◆ Stated task
Quote, verbatim, all material below, without pictures.

◆ Records for the exercise
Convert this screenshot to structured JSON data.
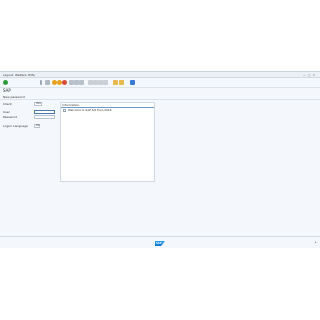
{
  "menu": [
    {
      "label": "Layout"
    },
    {
      "label": "Weitere"
    },
    {
      "label": "Hilfe"
    }
  ],
  "window_controls": [
    "−",
    "□",
    "×"
  ],
  "toolbar": {
    "icons": [
      {
        "name": "enter-icon",
        "color": "#2e9a3a"
      },
      {
        "name": "command-field-icon",
        "color": "#9aa6b3"
      },
      {
        "name": "save-icon",
        "color": "#b0b8c2"
      },
      {
        "name": "back-icon",
        "color": "#e8a21b"
      },
      {
        "name": "exit-icon",
        "color": "#e8a21b"
      },
      {
        "name": "cancel-icon",
        "color": "#d84a3a"
      },
      {
        "name": "print-icon",
        "color": "#b8c0c9"
      },
      {
        "name": "find-icon",
        "color": "#b8c0c9"
      },
      {
        "name": "find-next-icon",
        "color": "#b8c0c9"
      },
      {
        "name": "first-page-icon",
        "color": "#c9cfd6"
      },
      {
        "name": "prev-page-icon",
        "color": "#c9cfd6"
      },
      {
        "name": "next-page-icon",
        "color": "#c9cfd6"
      },
      {
        "name": "last-page-icon",
        "color": "#c9cfd6"
      },
      {
        "name": "create-session-icon",
        "color": "#e6b94a"
      },
      {
        "name": "shortcut-icon",
        "color": "#e6b94a"
      },
      {
        "name": "help-icon",
        "color": "#3a7bd5"
      }
    ]
  },
  "title": "SAP",
  "subtoolbar": {
    "label": "New password"
  },
  "form": {
    "client_label": "Client",
    "client_value": "800",
    "user_label": "User",
    "password_label": "Password",
    "language_label": "Logon Language",
    "language_value": "DE"
  },
  "info": {
    "title": "Information",
    "message": "Welcome to SAP S/4 Euro 2016"
  },
  "statusbar": {
    "logo_text": "SAP"
  }
}
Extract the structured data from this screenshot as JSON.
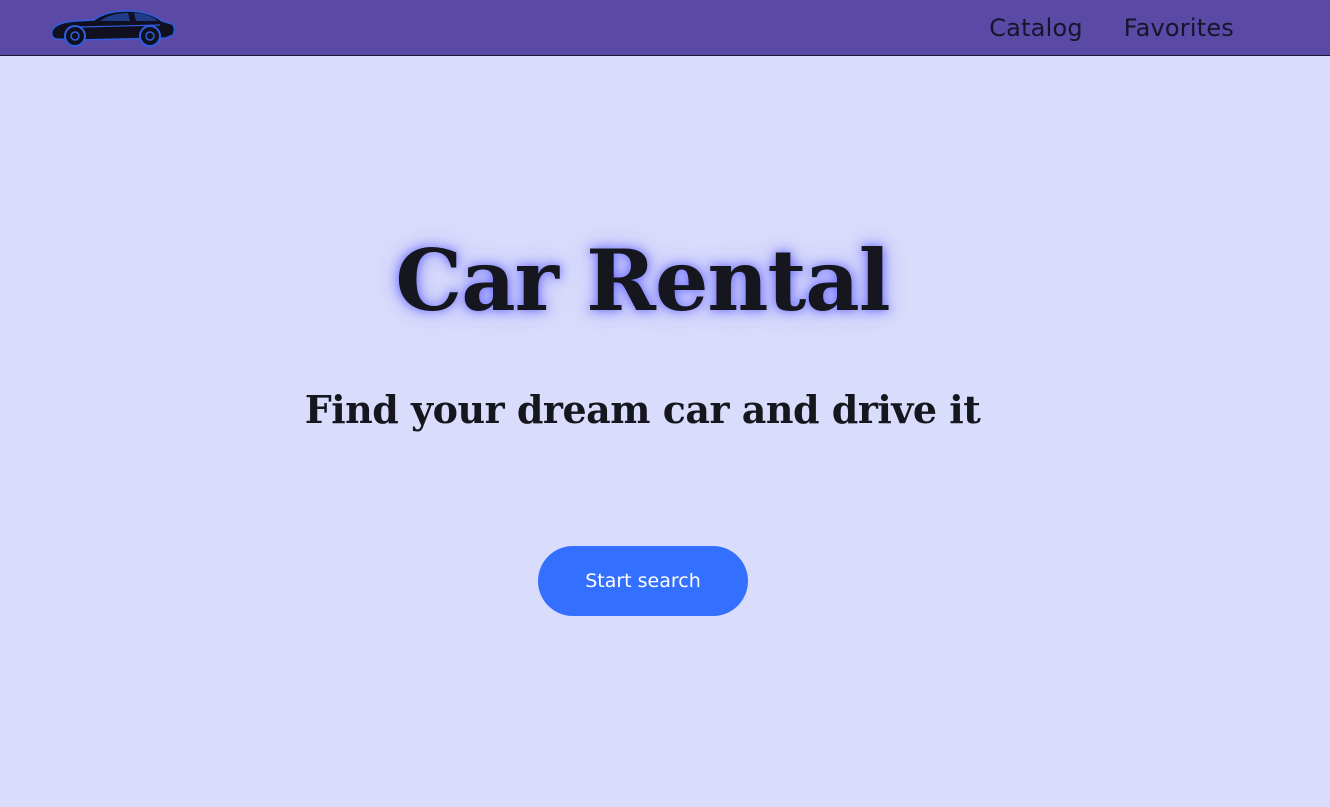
{
  "header": {
    "logo_icon": "sports-car-icon",
    "nav": [
      {
        "label": "Catalog"
      },
      {
        "label": "Favorites"
      }
    ]
  },
  "hero": {
    "title": "Car Rental",
    "subtitle": "Find your dream car and drive it",
    "cta_label": "Start search"
  },
  "colors": {
    "background": "#dadcfb",
    "header": "#5b49a6",
    "accent": "#3470ff",
    "text": "#16161f",
    "logo_accent": "#2f5fe0"
  }
}
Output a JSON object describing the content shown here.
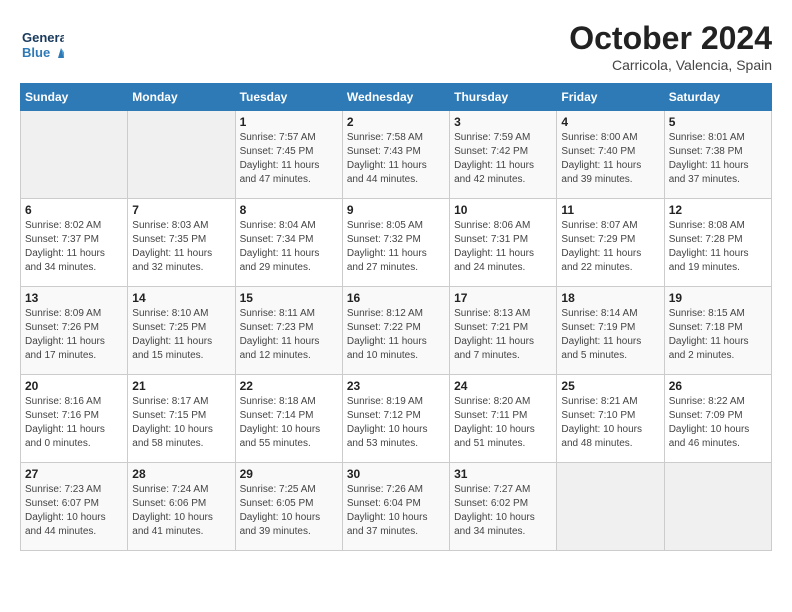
{
  "header": {
    "logo_general": "General",
    "logo_blue": "Blue",
    "month_year": "October 2024",
    "location": "Carricola, Valencia, Spain"
  },
  "weekdays": [
    "Sunday",
    "Monday",
    "Tuesday",
    "Wednesday",
    "Thursday",
    "Friday",
    "Saturday"
  ],
  "weeks": [
    [
      {
        "day": "",
        "info": ""
      },
      {
        "day": "",
        "info": ""
      },
      {
        "day": "1",
        "info": "Sunrise: 7:57 AM\nSunset: 7:45 PM\nDaylight: 11 hours and 47 minutes."
      },
      {
        "day": "2",
        "info": "Sunrise: 7:58 AM\nSunset: 7:43 PM\nDaylight: 11 hours and 44 minutes."
      },
      {
        "day": "3",
        "info": "Sunrise: 7:59 AM\nSunset: 7:42 PM\nDaylight: 11 hours and 42 minutes."
      },
      {
        "day": "4",
        "info": "Sunrise: 8:00 AM\nSunset: 7:40 PM\nDaylight: 11 hours and 39 minutes."
      },
      {
        "day": "5",
        "info": "Sunrise: 8:01 AM\nSunset: 7:38 PM\nDaylight: 11 hours and 37 minutes."
      }
    ],
    [
      {
        "day": "6",
        "info": "Sunrise: 8:02 AM\nSunset: 7:37 PM\nDaylight: 11 hours and 34 minutes."
      },
      {
        "day": "7",
        "info": "Sunrise: 8:03 AM\nSunset: 7:35 PM\nDaylight: 11 hours and 32 minutes."
      },
      {
        "day": "8",
        "info": "Sunrise: 8:04 AM\nSunset: 7:34 PM\nDaylight: 11 hours and 29 minutes."
      },
      {
        "day": "9",
        "info": "Sunrise: 8:05 AM\nSunset: 7:32 PM\nDaylight: 11 hours and 27 minutes."
      },
      {
        "day": "10",
        "info": "Sunrise: 8:06 AM\nSunset: 7:31 PM\nDaylight: 11 hours and 24 minutes."
      },
      {
        "day": "11",
        "info": "Sunrise: 8:07 AM\nSunset: 7:29 PM\nDaylight: 11 hours and 22 minutes."
      },
      {
        "day": "12",
        "info": "Sunrise: 8:08 AM\nSunset: 7:28 PM\nDaylight: 11 hours and 19 minutes."
      }
    ],
    [
      {
        "day": "13",
        "info": "Sunrise: 8:09 AM\nSunset: 7:26 PM\nDaylight: 11 hours and 17 minutes."
      },
      {
        "day": "14",
        "info": "Sunrise: 8:10 AM\nSunset: 7:25 PM\nDaylight: 11 hours and 15 minutes."
      },
      {
        "day": "15",
        "info": "Sunrise: 8:11 AM\nSunset: 7:23 PM\nDaylight: 11 hours and 12 minutes."
      },
      {
        "day": "16",
        "info": "Sunrise: 8:12 AM\nSunset: 7:22 PM\nDaylight: 11 hours and 10 minutes."
      },
      {
        "day": "17",
        "info": "Sunrise: 8:13 AM\nSunset: 7:21 PM\nDaylight: 11 hours and 7 minutes."
      },
      {
        "day": "18",
        "info": "Sunrise: 8:14 AM\nSunset: 7:19 PM\nDaylight: 11 hours and 5 minutes."
      },
      {
        "day": "19",
        "info": "Sunrise: 8:15 AM\nSunset: 7:18 PM\nDaylight: 11 hours and 2 minutes."
      }
    ],
    [
      {
        "day": "20",
        "info": "Sunrise: 8:16 AM\nSunset: 7:16 PM\nDaylight: 11 hours and 0 minutes."
      },
      {
        "day": "21",
        "info": "Sunrise: 8:17 AM\nSunset: 7:15 PM\nDaylight: 10 hours and 58 minutes."
      },
      {
        "day": "22",
        "info": "Sunrise: 8:18 AM\nSunset: 7:14 PM\nDaylight: 10 hours and 55 minutes."
      },
      {
        "day": "23",
        "info": "Sunrise: 8:19 AM\nSunset: 7:12 PM\nDaylight: 10 hours and 53 minutes."
      },
      {
        "day": "24",
        "info": "Sunrise: 8:20 AM\nSunset: 7:11 PM\nDaylight: 10 hours and 51 minutes."
      },
      {
        "day": "25",
        "info": "Sunrise: 8:21 AM\nSunset: 7:10 PM\nDaylight: 10 hours and 48 minutes."
      },
      {
        "day": "26",
        "info": "Sunrise: 8:22 AM\nSunset: 7:09 PM\nDaylight: 10 hours and 46 minutes."
      }
    ],
    [
      {
        "day": "27",
        "info": "Sunrise: 7:23 AM\nSunset: 6:07 PM\nDaylight: 10 hours and 44 minutes."
      },
      {
        "day": "28",
        "info": "Sunrise: 7:24 AM\nSunset: 6:06 PM\nDaylight: 10 hours and 41 minutes."
      },
      {
        "day": "29",
        "info": "Sunrise: 7:25 AM\nSunset: 6:05 PM\nDaylight: 10 hours and 39 minutes."
      },
      {
        "day": "30",
        "info": "Sunrise: 7:26 AM\nSunset: 6:04 PM\nDaylight: 10 hours and 37 minutes."
      },
      {
        "day": "31",
        "info": "Sunrise: 7:27 AM\nSunset: 6:02 PM\nDaylight: 10 hours and 34 minutes."
      },
      {
        "day": "",
        "info": ""
      },
      {
        "day": "",
        "info": ""
      }
    ]
  ]
}
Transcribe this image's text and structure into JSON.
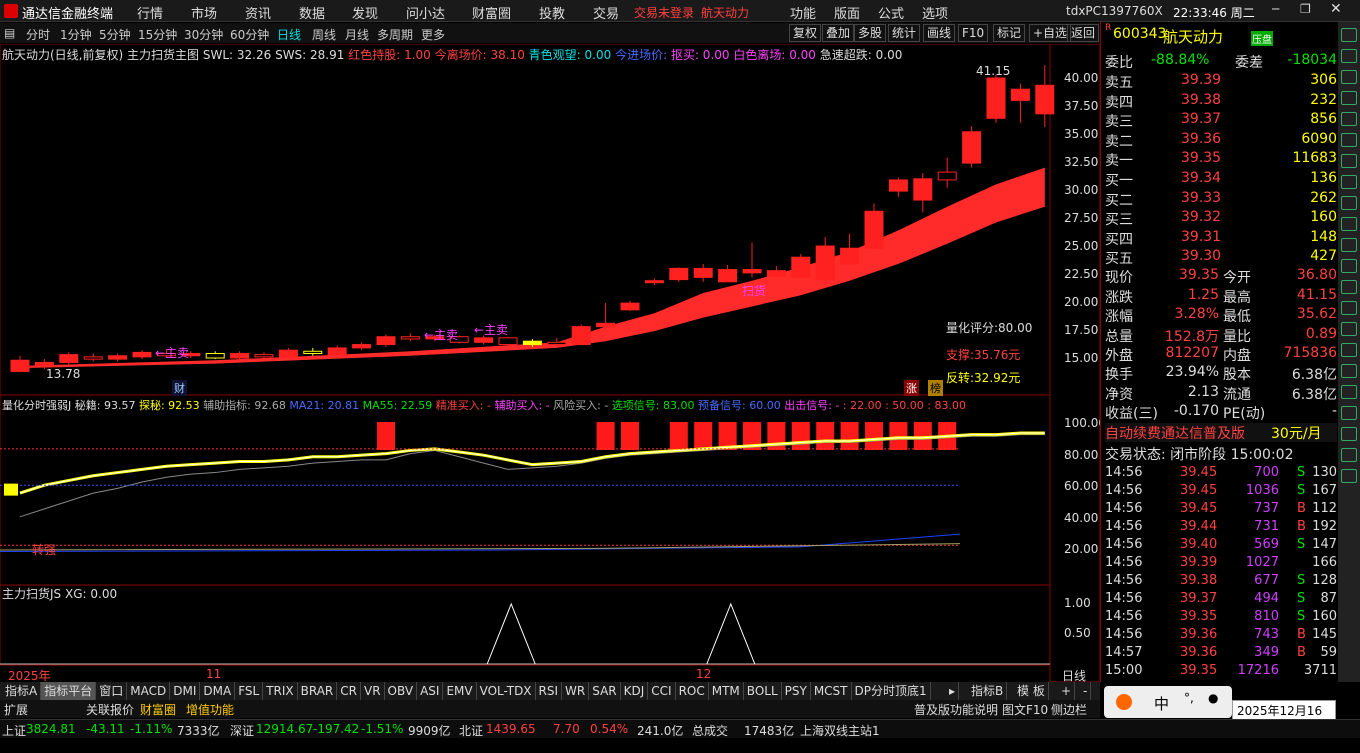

◆ Written response
Convert this screenshot to structured JSON data.
{
  "menu": [
    {
      "label": "Layout"
    },
    {
      "label": "Weitere"
    },
    {
      "label": "Hilfe"
    }
  ],
  "window_controls": [
    "−",
    "□",
    "×"
  ],
  "toolbar": {
    "icons": [
      {
        "name": "enter-icon",
        "color": "#2e9a3a"
      },
      {
        "name": "command-field-icon",
        "color": "#9aa6b3"
      },
      {
        "name": "save-icon",
        "color": "#b0b8c2"
      },
      {
        "name": "back-icon",
        "color": "#e8a21b"
      },
      {
        "name": "exit-icon",
        "color": "#e8a21b"
      },
      {
        "name": "cancel-icon",
        "color": "#d84a3a"
      },
      {
        "name": "print-icon",
        "color": "#b8c0c9"
      },
      {
        "name": "find-icon",
        "color": "#b8c0c9"
      },
      {
        "name": "find-next-icon",
        "color": "#b8c0c9"
      },
      {
        "name": "first-page-icon",
        "color": "#c9cfd6"
      },
      {
        "name": "prev-page-icon",
        "color": "#c9cfd6"
      },
      {
        "name": "next-page-icon",
        "color": "#c9cfd6"
      },
      {
        "name": "last-page-icon",
        "color": "#c9cfd6"
      },
      {
        "name": "create-session-icon",
        "color": "#e6b94a"
      },
      {
        "name": "shortcut-icon",
        "color": "#e6b94a"
      },
      {
        "name": "help-icon",
        "color": "#3a7bd5"
      }
    ]
  },
  "title": "SAP",
  "subtoolbar": {
    "label": "New password"
  },
  "form": {
    "client_label": "Client",
    "client_value": "800",
    "user_label": "User",
    "password_label": "Password",
    "language_label": "Logon Language",
    "language_value": "DE"
  },
  "info": {
    "title": "Information",
    "message": "Welcome to SAP S/4 Euro 2016"
  },
  "statusbar": {
    "logo_text": "SAP"
  }
}
Extract the structured data from this screenshot as JSON.
{
  "header": {
    "logo_icon": "sports-car-icon",
    "nav": [
      {
        "label": "Catalog"
      },
      {
        "label": "Favorites"
      }
    ]
  },
  "hero": {
    "title": "Car Rental",
    "subtitle": "Find your dream car and drive it",
    "cta_label": "Start search"
  },
  "colors": {
    "background": "#dadcfb",
    "header": "#5b49a6",
    "accent": "#3470ff",
    "text": "#16161f",
    "logo_accent": "#2f5fe0"
  }
}
Output a JSON object describing the content shown here.
{
  "header": {
    "logo_general": "General",
    "logo_blue": "Blue",
    "month_year": "October 2024",
    "location": "Carricola, Valencia, Spain"
  },
  "weekdays": [
    "Sunday",
    "Monday",
    "Tuesday",
    "Wednesday",
    "Thursday",
    "Friday",
    "Saturday"
  ],
  "weeks": [
    [
      {
        "day": "",
        "info": ""
      },
      {
        "day": "",
        "info": ""
      },
      {
        "day": "1",
        "info": "Sunrise: 7:57 AM\nSunset: 7:45 PM\nDaylight: 11 hours and 47 minutes."
      },
      {
        "day": "2",
        "info": "Sunrise: 7:58 AM\nSunset: 7:43 PM\nDaylight: 11 hours and 44 minutes."
      },
      {
        "day": "3",
        "info": "Sunrise: 7:59 AM\nSunset: 7:42 PM\nDaylight: 11 hours and 42 minutes."
      },
      {
        "day": "4",
        "info": "Sunrise: 8:00 AM\nSunset: 7:40 PM\nDaylight: 11 hours and 39 minutes."
      },
      {
        "day": "5",
        "info": "Sunrise: 8:01 AM\nSunset: 7:38 PM\nDaylight: 11 hours and 37 minutes."
      }
    ],
    [
      {
        "day": "6",
        "info": "Sunrise: 8:02 AM\nSunset: 7:37 PM\nDaylight: 11 hours and 34 minutes."
      },
      {
        "day": "7",
        "info": "Sunrise: 8:03 AM\nSunset: 7:35 PM\nDaylight: 11 hours and 32 minutes."
      },
      {
        "day": "8",
        "info": "Sunrise: 8:04 AM\nSunset: 7:34 PM\nDaylight: 11 hours and 29 minutes."
      },
      {
        "day": "9",
        "info": "Sunrise: 8:05 AM\nSunset: 7:32 PM\nDaylight: 11 hours and 27 minutes."
      },
      {
        "day": "10",
        "info": "Sunrise: 8:06 AM\nSunset: 7:31 PM\nDaylight: 11 hours and 24 minutes."
      },
      {
        "day": "11",
        "info": "Sunrise: 8:07 AM\nSunset: 7:29 PM\nDaylight: 11 hours and 22 minutes."
      },
      {
        "day": "12",
        "info": "Sunrise: 8:08 AM\nSunset: 7:28 PM\nDaylight: 11 hours and 19 minutes."
      }
    ],
    [
      {
        "day": "13",
        "info": "Sunrise: 8:09 AM\nSunset: 7:26 PM\nDaylight: 11 hours and 17 minutes."
      },
      {
        "day": "14",
        "info": "Sunrise: 8:10 AM\nSunset: 7:25 PM\nDaylight: 11 hours and 15 minutes."
      },
      {
        "day": "15",
        "info": "Sunrise: 8:11 AM\nSunset: 7:23 PM\nDaylight: 11 hours and 12 minutes."
      },
      {
        "day": "16",
        "info": "Sunrise: 8:12 AM\nSunset: 7:22 PM\nDaylight: 11 hours and 10 minutes."
      },
      {
        "day": "17",
        "info": "Sunrise: 8:13 AM\nSunset: 7:21 PM\nDaylight: 11 hours and 7 minutes."
      },
      {
        "day": "18",
        "info": "Sunrise: 8:14 AM\nSunset: 7:19 PM\nDaylight: 11 hours and 5 minutes."
      },
      {
        "day": "19",
        "info": "Sunrise: 8:15 AM\nSunset: 7:18 PM\nDaylight: 11 hours and 2 minutes."
      }
    ],
    [
      {
        "day": "20",
        "info": "Sunrise: 8:16 AM\nSunset: 7:16 PM\nDaylight: 11 hours and 0 minutes."
      },
      {
        "day": "21",
        "info": "Sunrise: 8:17 AM\nSunset: 7:15 PM\nDaylight: 10 hours and 58 minutes."
      },
      {
        "day": "22",
        "info": "Sunrise: 8:18 AM\nSunset: 7:14 PM\nDaylight: 10 hours and 55 minutes."
      },
      {
        "day": "23",
        "info": "Sunrise: 8:19 AM\nSunset: 7:12 PM\nDaylight: 10 hours and 53 minutes."
      },
      {
        "day": "24",
        "info": "Sunrise: 8:20 AM\nSunset: 7:11 PM\nDaylight: 10 hours and 51 minutes."
      },
      {
        "day": "25",
        "info": "Sunrise: 8:21 AM\nSunset: 7:10 PM\nDaylight: 10 hours and 48 minutes."
      },
      {
        "day": "26",
        "info": "Sunrise: 8:22 AM\nSunset: 7:09 PM\nDaylight: 10 hours and 46 minutes."
      }
    ],
    [
      {
        "day": "27",
        "info": "Sunrise: 7:23 AM\nSunset: 6:07 PM\nDaylight: 10 hours and 44 minutes."
      },
      {
        "day": "28",
        "info": "Sunrise: 7:24 AM\nSunset: 6:06 PM\nDaylight: 10 hours and 41 minutes."
      },
      {
        "day": "29",
        "info": "Sunrise: 7:25 AM\nSunset: 6:05 PM\nDaylight: 10 hours and 39 minutes."
      },
      {
        "day": "30",
        "info": "Sunrise: 7:26 AM\nSunset: 6:04 PM\nDaylight: 10 hours and 37 minutes."
      },
      {
        "day": "31",
        "info": "Sunrise: 7:27 AM\nSunset: 6:02 PM\nDaylight: 10 hours and 34 minutes."
      },
      {
        "day": "",
        "info": ""
      },
      {
        "day": "",
        "info": ""
      }
    ]
  ]
}
Transcribe this image's text and structure into JSON.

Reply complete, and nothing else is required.